▸ **Short task**
Reproduce, unchanged, the stretch from the start of the material through the line containing "toc-entry-page: XXV (1409, 305, 1437, 319)".

▸ **Dataset records**
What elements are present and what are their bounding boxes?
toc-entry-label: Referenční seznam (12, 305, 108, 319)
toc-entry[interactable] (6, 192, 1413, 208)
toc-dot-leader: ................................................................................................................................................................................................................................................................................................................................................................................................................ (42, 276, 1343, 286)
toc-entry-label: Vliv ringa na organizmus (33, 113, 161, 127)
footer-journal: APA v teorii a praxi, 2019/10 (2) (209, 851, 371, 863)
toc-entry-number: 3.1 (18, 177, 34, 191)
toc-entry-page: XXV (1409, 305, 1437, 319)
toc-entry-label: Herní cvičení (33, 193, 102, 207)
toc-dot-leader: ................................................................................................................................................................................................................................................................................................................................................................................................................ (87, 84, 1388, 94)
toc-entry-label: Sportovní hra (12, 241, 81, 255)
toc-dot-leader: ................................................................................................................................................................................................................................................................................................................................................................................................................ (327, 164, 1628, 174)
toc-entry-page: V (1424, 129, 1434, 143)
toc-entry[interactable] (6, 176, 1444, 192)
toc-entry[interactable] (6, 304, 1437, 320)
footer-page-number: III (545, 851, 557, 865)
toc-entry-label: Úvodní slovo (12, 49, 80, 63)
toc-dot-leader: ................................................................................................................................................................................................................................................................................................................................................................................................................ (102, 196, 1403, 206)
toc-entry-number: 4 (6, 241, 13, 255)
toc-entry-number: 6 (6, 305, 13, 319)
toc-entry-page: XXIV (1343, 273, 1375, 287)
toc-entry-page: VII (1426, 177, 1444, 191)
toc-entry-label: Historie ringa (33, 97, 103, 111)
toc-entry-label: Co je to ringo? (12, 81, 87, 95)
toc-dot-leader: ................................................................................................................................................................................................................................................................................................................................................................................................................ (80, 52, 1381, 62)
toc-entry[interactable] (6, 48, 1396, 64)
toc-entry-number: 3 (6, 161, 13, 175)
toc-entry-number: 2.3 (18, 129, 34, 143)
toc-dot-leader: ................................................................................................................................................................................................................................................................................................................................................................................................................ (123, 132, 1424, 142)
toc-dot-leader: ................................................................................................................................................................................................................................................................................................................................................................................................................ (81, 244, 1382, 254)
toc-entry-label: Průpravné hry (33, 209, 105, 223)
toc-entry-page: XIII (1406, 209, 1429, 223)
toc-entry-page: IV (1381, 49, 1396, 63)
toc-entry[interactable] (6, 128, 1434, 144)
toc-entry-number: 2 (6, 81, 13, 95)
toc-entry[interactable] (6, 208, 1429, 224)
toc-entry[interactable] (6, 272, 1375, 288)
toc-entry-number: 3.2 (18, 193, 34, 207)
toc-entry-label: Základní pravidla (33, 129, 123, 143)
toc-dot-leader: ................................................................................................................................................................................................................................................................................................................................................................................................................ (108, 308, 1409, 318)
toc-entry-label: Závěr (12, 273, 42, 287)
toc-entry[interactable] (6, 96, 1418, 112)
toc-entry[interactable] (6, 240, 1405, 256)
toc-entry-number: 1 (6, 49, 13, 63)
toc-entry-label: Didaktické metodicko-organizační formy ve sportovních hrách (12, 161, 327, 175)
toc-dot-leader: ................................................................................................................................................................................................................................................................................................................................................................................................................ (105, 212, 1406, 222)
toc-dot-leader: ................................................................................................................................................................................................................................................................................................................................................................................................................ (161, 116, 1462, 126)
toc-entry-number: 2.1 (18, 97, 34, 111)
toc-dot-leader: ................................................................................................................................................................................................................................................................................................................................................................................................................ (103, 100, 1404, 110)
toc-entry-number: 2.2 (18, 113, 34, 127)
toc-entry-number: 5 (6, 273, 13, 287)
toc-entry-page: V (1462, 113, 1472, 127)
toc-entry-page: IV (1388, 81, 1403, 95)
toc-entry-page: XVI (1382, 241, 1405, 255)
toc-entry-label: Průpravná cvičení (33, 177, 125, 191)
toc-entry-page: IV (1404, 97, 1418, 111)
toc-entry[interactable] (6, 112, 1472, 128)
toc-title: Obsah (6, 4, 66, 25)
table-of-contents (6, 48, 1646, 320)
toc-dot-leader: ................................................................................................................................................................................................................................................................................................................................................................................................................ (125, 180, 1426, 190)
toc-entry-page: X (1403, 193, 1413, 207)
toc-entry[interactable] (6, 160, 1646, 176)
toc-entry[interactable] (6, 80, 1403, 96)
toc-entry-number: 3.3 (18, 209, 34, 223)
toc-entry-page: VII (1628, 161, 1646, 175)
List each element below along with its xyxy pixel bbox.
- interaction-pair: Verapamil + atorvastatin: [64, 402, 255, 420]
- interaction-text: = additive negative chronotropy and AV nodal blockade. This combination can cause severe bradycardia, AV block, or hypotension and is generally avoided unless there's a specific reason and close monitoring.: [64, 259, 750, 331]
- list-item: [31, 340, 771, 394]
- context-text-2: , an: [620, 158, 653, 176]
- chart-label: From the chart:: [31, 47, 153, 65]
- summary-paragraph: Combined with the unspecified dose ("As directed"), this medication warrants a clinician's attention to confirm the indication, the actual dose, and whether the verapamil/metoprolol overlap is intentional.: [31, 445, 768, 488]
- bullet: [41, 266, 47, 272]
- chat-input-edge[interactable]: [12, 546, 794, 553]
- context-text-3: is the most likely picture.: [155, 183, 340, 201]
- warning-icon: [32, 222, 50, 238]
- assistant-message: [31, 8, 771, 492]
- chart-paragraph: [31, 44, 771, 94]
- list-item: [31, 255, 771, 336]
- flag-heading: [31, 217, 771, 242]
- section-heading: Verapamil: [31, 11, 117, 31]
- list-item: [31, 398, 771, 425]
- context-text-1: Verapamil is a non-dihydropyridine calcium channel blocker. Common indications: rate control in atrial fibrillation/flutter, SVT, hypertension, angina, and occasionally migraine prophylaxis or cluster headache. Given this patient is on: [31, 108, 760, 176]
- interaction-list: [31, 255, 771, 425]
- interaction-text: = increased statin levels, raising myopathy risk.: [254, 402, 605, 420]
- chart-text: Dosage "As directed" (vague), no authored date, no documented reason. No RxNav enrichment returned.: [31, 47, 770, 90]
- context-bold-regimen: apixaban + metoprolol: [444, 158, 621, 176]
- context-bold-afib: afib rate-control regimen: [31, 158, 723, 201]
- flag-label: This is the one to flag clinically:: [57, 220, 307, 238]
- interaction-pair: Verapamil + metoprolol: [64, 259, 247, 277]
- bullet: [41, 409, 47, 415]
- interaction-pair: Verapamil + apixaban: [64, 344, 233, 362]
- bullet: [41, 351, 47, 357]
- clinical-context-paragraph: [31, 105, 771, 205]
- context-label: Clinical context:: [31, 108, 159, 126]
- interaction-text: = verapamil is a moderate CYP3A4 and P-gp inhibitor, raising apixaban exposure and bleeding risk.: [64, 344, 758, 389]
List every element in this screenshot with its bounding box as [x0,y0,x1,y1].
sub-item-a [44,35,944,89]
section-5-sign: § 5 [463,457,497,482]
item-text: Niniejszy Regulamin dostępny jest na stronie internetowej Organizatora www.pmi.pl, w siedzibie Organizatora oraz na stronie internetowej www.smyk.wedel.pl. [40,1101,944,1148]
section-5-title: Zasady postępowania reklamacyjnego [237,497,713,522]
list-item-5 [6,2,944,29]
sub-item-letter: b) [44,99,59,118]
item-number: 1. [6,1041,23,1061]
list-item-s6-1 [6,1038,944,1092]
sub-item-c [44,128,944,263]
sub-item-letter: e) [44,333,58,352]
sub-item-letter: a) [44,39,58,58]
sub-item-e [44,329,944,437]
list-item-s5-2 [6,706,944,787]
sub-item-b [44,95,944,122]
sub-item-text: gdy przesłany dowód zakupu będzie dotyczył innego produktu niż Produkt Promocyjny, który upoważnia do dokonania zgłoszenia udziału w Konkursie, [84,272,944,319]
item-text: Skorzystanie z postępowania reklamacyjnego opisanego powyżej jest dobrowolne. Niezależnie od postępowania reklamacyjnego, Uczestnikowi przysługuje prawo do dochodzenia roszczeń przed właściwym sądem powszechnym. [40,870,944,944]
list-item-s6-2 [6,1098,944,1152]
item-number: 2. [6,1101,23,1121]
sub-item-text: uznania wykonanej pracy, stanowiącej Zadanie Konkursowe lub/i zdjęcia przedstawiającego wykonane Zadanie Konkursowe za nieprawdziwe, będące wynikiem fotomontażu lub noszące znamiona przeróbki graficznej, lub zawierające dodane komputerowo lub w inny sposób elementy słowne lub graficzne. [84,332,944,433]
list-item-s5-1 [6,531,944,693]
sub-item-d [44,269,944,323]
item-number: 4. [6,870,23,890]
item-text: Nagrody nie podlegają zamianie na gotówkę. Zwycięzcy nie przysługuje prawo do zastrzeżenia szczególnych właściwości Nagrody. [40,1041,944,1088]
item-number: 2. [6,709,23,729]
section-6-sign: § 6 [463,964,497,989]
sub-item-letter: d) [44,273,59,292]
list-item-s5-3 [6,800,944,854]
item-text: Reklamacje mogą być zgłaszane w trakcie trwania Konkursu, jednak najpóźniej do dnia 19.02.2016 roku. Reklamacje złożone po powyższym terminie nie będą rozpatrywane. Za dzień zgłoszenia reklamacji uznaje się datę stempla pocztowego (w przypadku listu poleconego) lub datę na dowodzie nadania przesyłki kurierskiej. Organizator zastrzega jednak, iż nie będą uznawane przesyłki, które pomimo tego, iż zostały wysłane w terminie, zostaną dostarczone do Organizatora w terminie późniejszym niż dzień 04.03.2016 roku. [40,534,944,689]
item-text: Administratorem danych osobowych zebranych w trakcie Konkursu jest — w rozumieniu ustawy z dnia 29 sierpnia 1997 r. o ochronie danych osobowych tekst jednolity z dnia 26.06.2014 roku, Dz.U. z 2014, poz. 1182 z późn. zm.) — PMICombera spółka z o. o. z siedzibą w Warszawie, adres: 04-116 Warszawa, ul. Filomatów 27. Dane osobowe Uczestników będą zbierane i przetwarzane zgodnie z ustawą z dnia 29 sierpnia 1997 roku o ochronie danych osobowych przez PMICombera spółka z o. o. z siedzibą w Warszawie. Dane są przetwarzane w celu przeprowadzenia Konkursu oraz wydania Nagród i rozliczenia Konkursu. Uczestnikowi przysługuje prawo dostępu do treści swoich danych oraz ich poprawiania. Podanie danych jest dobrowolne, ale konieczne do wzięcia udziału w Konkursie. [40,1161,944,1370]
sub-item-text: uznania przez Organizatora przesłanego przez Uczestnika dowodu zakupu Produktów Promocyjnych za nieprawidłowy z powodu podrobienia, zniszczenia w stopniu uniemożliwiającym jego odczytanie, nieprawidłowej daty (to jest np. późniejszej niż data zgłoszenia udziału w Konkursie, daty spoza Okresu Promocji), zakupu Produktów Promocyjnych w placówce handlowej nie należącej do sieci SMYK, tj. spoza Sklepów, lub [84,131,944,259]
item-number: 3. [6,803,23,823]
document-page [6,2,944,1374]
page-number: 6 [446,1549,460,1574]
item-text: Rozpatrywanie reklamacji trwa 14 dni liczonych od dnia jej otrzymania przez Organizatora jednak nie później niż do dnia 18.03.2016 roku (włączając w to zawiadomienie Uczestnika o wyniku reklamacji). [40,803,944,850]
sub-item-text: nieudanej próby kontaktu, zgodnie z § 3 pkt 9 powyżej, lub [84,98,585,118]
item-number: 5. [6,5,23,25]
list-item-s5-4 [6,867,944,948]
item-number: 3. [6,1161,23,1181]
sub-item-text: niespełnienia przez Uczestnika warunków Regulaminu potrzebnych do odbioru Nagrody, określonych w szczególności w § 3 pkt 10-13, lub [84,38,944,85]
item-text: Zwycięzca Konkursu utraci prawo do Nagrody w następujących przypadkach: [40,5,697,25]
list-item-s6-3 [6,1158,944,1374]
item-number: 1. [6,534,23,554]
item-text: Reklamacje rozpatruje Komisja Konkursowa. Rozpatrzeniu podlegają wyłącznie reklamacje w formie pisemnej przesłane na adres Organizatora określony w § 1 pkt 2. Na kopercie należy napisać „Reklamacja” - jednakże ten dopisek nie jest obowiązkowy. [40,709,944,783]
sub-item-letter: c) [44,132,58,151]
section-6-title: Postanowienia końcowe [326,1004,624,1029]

▸ **Final answer**
What elements are present and what are their bounding boxes?
toc-entry-label: Referenční seznam (12, 305, 108, 319)
toc-entry[interactable] (6, 192, 1413, 208)
toc-dot-leader: ................................................................................................................................................................................................................................................................................................................................................................................................................ (42, 276, 1343, 286)
toc-entry-label: Vliv ringa na organizmus (33, 113, 161, 127)
footer-journal: APA v teorii a praxi, 2019/10 (2) (209, 851, 371, 863)
toc-entry-number: 3.1 (18, 177, 34, 191)
toc-entry-page: XXV (1409, 305, 1437, 319)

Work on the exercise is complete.